— start of Information provided —

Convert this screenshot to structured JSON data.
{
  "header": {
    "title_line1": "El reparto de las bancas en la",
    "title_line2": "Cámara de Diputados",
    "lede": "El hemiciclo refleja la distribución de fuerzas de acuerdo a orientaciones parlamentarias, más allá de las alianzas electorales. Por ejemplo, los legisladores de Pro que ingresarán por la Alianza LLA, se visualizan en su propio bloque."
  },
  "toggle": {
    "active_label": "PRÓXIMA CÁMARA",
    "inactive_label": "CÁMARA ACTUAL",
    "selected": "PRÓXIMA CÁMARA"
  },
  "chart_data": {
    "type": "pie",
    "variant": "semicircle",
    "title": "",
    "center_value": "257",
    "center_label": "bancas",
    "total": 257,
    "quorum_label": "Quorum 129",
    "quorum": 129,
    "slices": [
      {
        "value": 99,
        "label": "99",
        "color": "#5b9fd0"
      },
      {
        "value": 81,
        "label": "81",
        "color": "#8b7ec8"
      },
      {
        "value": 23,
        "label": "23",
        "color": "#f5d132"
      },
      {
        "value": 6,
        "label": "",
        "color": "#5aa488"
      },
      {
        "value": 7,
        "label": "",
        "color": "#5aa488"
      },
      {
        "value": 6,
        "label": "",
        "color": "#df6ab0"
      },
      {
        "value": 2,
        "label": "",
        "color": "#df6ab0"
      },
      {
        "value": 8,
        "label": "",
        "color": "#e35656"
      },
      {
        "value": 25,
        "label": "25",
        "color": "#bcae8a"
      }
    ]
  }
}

— end of Information provided —

▸ **Aim**:
Give the count of lines that hold the word "color", with nothing added.

▸ **Exercise solution**:
9